[BEGIN]
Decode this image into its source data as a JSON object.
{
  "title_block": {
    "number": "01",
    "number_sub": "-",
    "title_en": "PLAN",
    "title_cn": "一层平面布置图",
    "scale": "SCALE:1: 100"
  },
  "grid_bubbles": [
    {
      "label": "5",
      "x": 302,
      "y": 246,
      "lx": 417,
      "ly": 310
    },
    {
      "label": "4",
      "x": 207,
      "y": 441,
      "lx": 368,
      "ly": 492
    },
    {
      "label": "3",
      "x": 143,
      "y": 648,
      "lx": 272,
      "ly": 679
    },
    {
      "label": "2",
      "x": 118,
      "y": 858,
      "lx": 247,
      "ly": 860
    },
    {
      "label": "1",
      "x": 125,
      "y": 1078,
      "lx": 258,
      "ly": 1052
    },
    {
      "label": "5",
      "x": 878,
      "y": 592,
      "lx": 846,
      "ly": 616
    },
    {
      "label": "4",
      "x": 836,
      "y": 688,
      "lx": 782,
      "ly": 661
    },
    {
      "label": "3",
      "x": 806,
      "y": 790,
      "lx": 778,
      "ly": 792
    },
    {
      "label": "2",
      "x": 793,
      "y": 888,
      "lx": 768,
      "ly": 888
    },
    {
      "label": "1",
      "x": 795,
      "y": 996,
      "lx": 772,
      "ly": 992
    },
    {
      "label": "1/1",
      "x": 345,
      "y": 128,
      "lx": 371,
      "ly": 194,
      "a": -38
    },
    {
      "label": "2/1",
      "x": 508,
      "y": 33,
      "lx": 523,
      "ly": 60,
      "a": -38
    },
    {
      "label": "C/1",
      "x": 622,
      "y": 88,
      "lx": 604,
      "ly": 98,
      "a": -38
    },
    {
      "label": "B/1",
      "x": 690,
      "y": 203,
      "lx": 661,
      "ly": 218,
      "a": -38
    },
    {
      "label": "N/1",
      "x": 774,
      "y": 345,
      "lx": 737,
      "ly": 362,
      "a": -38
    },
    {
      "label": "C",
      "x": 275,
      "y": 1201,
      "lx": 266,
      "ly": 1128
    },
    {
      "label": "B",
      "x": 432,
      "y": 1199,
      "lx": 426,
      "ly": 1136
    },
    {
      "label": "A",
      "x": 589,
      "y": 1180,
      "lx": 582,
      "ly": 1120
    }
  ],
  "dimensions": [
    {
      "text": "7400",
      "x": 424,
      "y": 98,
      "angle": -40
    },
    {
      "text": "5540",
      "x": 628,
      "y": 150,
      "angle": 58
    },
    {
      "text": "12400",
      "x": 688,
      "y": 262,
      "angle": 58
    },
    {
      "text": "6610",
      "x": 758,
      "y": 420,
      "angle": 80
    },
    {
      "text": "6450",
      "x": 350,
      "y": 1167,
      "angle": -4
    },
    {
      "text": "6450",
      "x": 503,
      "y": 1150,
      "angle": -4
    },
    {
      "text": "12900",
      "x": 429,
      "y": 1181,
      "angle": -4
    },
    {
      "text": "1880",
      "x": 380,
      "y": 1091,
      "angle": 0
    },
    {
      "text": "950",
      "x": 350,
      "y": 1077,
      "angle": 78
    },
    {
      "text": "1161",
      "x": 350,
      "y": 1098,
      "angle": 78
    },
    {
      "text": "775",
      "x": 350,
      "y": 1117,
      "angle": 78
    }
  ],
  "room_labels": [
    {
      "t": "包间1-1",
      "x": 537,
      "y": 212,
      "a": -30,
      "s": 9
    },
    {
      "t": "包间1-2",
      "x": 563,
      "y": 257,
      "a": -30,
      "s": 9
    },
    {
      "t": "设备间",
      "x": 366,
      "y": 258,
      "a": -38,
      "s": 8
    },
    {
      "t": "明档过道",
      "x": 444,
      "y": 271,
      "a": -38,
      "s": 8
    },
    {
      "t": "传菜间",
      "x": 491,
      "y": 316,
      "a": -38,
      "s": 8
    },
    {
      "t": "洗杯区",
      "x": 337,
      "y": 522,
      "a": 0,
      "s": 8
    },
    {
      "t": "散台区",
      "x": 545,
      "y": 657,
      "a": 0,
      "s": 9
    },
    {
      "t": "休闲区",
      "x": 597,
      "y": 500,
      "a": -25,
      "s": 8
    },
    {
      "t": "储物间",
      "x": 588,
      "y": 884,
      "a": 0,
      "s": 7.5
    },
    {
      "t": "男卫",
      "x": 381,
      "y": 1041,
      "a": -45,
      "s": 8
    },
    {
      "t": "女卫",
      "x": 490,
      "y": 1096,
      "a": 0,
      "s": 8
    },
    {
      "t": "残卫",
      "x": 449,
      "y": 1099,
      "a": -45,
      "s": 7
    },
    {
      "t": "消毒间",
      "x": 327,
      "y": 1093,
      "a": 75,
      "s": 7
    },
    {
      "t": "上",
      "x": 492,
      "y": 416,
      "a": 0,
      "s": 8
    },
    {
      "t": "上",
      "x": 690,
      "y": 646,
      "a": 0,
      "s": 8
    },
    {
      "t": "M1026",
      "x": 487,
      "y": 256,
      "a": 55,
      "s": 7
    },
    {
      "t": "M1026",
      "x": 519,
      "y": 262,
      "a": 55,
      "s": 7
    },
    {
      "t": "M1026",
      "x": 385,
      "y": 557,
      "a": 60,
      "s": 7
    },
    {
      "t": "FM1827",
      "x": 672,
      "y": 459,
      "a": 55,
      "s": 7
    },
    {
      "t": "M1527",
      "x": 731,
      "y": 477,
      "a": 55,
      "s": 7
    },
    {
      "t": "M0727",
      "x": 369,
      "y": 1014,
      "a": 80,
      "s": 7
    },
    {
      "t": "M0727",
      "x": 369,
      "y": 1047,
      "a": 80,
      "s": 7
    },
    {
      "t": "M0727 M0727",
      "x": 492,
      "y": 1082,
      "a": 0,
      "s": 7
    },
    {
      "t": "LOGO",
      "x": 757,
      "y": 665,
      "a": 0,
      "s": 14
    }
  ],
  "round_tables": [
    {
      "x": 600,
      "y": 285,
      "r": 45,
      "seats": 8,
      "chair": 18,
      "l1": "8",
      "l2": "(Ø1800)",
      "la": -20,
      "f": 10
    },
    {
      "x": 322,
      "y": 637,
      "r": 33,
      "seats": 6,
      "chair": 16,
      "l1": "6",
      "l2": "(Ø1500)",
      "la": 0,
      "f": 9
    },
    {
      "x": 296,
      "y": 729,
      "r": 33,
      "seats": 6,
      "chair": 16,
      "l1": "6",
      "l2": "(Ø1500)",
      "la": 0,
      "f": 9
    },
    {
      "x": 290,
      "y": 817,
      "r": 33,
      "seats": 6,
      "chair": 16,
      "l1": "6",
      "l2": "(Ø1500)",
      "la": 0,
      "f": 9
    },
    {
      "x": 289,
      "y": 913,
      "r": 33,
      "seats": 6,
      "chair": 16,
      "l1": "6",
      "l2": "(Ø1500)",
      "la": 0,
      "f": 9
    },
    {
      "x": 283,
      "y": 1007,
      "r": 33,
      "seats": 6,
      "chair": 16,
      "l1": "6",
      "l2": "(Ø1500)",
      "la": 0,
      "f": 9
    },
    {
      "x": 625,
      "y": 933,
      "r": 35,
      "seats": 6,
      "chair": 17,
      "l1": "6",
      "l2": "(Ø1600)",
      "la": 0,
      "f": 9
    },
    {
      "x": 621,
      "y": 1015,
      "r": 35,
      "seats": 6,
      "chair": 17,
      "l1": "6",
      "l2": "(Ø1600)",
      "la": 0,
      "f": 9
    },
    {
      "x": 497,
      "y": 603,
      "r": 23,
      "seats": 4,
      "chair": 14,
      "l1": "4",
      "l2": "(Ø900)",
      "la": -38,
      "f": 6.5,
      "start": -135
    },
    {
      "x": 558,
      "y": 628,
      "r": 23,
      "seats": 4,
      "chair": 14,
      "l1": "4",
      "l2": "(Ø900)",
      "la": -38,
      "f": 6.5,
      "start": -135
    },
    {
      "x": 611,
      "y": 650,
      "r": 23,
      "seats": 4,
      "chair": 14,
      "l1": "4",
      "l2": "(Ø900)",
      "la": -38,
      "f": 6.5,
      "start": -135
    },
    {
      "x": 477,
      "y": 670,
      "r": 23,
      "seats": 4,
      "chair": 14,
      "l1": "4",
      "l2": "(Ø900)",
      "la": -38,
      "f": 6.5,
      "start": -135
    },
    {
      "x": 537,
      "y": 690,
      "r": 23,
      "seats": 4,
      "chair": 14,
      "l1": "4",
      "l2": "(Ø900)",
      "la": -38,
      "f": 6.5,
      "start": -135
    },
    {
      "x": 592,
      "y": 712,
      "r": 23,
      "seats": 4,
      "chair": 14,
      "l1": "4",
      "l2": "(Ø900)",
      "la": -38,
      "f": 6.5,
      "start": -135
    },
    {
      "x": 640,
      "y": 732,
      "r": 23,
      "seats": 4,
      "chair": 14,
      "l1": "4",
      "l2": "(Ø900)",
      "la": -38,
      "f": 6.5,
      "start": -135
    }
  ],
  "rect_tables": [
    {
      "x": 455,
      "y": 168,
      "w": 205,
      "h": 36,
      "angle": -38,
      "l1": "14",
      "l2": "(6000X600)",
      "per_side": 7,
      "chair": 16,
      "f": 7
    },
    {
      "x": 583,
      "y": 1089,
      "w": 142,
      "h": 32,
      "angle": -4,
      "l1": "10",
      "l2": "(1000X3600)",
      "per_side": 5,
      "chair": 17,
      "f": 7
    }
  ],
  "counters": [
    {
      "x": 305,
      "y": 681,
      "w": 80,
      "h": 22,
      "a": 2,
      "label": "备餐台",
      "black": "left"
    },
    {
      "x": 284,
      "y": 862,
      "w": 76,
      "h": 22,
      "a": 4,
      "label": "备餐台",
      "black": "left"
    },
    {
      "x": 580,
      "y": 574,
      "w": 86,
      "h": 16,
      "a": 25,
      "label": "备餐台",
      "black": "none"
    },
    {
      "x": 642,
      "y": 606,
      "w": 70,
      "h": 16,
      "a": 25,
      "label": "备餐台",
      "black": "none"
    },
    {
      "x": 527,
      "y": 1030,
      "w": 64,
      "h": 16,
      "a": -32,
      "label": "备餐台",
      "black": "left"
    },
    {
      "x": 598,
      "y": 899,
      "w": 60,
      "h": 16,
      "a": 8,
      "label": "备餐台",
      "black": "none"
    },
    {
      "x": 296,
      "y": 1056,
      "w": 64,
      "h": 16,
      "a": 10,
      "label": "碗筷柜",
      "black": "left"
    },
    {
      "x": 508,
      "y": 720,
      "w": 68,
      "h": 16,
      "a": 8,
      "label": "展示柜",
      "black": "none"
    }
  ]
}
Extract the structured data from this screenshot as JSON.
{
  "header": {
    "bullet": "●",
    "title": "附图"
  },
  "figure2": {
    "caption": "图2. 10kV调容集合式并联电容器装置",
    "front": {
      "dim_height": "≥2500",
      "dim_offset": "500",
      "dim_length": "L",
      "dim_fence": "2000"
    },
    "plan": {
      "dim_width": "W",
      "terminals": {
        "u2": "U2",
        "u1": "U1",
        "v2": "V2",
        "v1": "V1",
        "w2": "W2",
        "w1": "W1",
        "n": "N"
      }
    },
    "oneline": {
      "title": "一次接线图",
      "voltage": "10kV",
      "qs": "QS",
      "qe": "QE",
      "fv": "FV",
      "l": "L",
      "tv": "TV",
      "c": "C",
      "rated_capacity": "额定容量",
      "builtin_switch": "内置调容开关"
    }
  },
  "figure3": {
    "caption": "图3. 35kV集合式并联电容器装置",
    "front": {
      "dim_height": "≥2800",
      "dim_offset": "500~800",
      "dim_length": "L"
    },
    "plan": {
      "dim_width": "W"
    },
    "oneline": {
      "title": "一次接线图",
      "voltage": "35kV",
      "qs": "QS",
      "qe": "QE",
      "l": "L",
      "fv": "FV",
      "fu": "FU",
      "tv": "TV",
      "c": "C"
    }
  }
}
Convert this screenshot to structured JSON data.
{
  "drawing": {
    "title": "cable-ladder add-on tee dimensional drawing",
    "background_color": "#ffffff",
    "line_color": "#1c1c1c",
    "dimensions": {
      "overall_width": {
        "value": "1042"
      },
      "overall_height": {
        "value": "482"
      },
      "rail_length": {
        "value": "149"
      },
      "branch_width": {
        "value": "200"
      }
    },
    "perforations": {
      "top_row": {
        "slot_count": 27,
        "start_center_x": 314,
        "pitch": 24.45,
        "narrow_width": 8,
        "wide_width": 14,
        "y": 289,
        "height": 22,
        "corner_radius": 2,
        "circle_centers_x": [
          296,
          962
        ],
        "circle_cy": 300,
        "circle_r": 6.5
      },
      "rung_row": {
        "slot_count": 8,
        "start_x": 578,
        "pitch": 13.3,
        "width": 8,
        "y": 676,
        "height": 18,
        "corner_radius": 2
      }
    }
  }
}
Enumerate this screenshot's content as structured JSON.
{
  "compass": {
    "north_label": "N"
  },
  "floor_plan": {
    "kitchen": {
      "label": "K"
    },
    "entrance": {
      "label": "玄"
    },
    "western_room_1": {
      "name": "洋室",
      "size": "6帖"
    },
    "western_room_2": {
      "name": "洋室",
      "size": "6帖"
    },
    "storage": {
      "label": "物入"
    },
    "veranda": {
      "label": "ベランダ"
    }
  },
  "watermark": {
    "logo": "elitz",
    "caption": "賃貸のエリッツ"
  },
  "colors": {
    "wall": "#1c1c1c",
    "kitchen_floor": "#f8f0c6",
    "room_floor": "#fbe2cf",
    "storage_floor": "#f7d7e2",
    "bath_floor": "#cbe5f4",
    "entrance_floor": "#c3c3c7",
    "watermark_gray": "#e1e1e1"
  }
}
[END]
- Task
Check each line above for "this" and return the ones that have it.

- Solved problem
Decode this image into its source data as a JSON object.
Extract the structured data from this screenshot as JSON.
Convert this screenshot to structured JSON data.
Enumerate this screenshot's content as structured JSON.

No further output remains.